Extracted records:

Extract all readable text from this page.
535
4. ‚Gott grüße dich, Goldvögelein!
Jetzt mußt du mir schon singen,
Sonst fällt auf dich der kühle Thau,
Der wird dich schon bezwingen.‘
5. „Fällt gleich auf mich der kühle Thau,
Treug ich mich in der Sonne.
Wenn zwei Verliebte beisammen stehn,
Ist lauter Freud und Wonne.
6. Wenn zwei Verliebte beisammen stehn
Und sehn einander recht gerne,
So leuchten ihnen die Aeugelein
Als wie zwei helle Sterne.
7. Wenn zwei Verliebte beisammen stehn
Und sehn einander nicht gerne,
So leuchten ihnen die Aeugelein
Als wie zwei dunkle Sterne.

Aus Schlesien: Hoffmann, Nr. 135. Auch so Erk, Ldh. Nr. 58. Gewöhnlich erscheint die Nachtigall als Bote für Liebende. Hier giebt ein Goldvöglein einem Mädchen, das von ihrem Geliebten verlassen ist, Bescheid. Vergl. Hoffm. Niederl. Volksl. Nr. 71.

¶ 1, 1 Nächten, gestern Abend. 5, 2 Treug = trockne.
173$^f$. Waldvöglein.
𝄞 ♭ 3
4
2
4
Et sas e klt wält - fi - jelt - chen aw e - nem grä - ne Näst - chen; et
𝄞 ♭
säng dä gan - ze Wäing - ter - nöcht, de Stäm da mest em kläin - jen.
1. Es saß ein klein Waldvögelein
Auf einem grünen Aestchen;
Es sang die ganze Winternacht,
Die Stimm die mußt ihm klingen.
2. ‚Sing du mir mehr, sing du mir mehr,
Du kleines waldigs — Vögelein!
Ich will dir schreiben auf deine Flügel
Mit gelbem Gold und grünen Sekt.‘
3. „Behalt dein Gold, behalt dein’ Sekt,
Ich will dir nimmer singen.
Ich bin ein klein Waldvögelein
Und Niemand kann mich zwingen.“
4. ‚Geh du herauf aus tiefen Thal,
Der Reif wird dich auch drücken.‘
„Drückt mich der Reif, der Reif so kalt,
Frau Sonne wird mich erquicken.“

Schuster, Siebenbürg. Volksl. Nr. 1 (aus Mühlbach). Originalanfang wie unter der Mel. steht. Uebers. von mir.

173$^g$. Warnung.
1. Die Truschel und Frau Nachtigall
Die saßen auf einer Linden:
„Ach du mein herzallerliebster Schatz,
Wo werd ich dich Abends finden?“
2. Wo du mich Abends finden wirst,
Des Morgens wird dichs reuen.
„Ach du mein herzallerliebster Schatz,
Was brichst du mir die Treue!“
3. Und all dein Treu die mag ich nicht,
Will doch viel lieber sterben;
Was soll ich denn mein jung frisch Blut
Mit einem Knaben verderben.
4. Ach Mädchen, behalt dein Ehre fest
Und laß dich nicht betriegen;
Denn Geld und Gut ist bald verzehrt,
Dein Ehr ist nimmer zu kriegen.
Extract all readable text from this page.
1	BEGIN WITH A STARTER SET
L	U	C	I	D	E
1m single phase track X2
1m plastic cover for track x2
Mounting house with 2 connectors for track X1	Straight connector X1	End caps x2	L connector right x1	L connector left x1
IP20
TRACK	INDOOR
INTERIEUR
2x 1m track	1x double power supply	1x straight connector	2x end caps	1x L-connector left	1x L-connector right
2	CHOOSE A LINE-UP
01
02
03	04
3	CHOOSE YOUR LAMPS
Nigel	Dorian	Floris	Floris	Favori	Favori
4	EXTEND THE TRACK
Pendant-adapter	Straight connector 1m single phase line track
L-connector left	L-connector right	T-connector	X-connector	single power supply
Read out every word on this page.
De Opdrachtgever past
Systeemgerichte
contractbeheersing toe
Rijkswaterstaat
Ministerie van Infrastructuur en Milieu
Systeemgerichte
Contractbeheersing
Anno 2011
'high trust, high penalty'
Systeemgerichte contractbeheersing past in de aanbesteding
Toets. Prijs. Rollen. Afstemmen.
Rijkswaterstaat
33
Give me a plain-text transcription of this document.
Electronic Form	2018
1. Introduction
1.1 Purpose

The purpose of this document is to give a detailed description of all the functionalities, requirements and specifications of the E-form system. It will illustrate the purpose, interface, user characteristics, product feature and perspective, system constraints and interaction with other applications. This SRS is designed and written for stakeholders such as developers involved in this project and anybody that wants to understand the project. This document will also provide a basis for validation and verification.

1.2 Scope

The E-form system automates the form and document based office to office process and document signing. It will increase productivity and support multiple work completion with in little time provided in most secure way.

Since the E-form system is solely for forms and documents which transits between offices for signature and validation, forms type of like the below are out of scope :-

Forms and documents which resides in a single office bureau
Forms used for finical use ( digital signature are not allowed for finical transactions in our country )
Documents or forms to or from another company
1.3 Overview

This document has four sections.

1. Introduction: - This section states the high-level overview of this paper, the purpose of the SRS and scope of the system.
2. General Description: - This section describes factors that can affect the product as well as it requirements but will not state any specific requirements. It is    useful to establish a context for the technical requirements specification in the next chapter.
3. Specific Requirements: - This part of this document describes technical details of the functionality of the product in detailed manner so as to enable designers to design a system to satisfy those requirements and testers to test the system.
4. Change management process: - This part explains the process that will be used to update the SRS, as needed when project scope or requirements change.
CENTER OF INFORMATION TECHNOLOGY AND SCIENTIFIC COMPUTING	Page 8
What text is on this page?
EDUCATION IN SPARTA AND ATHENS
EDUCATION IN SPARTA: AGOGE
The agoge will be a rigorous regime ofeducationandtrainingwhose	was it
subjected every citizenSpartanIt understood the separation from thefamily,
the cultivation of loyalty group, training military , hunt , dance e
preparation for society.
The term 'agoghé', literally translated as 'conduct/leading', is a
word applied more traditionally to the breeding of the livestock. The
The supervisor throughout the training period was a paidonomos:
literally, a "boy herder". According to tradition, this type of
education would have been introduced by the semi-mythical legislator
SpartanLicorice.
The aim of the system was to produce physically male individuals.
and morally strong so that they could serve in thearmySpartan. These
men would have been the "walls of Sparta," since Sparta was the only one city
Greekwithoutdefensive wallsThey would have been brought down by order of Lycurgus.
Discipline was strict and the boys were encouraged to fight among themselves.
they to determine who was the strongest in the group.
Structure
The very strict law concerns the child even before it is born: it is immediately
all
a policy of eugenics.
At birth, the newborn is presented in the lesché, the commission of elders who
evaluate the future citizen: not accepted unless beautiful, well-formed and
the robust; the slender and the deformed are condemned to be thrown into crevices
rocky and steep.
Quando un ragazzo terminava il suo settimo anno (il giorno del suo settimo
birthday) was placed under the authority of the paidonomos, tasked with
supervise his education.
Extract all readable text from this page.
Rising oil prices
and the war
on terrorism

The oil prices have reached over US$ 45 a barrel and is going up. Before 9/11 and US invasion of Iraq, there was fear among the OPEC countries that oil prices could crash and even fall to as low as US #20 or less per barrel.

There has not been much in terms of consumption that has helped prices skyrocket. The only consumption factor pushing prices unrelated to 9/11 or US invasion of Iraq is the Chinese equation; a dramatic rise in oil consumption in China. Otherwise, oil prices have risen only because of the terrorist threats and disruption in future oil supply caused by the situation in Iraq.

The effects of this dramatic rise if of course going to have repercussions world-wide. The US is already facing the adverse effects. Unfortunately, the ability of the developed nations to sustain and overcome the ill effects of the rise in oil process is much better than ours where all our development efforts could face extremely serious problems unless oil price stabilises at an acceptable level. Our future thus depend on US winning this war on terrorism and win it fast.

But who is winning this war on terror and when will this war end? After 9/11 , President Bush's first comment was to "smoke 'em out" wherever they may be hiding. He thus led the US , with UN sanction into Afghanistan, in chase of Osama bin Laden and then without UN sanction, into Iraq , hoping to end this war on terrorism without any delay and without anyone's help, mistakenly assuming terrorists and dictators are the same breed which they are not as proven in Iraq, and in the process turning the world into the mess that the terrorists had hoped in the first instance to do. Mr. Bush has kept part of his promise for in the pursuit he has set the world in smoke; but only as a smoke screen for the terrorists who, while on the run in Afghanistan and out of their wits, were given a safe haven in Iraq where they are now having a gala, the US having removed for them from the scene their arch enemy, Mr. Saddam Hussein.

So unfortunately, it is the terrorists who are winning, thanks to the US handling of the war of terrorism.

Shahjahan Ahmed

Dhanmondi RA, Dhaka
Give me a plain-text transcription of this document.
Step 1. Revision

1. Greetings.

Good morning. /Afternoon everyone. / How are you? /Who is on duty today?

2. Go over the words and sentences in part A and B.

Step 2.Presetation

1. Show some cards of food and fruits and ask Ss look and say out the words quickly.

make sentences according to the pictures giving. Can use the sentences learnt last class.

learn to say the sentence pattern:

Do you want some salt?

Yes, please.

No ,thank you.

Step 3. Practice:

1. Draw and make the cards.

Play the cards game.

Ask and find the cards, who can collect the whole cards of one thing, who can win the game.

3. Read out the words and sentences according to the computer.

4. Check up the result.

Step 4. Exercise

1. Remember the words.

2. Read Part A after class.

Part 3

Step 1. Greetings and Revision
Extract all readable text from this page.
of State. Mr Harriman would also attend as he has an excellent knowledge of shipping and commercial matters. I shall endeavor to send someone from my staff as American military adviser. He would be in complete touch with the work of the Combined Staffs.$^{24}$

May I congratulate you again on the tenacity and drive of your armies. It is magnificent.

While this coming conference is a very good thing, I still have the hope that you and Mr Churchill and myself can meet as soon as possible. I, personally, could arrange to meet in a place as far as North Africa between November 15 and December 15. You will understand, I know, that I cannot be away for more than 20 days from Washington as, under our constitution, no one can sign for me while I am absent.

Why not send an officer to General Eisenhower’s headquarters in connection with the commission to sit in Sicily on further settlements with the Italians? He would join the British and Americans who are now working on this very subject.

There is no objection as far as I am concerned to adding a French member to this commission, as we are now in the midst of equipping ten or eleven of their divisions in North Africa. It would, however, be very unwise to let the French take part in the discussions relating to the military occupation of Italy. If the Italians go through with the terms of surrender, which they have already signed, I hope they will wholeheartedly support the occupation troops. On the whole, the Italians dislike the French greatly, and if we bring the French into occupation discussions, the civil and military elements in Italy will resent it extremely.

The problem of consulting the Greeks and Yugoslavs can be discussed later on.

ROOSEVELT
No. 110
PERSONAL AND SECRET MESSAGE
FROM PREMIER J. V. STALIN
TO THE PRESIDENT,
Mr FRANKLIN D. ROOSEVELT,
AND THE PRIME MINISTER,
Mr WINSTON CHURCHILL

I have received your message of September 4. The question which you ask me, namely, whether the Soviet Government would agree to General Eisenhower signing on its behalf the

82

What needs to be done.
Using the listing above, show each line holding the string "zwei".

Answer for this exercise.
Wenn zwei Verliebte beisammen stehn,
6. Wenn zwei Verliebte beisammen stehn
Als wie zwei helle Sterne.
7. Wenn zwei Verliebte beisammen stehn
Als wie zwei dunkle Sterne.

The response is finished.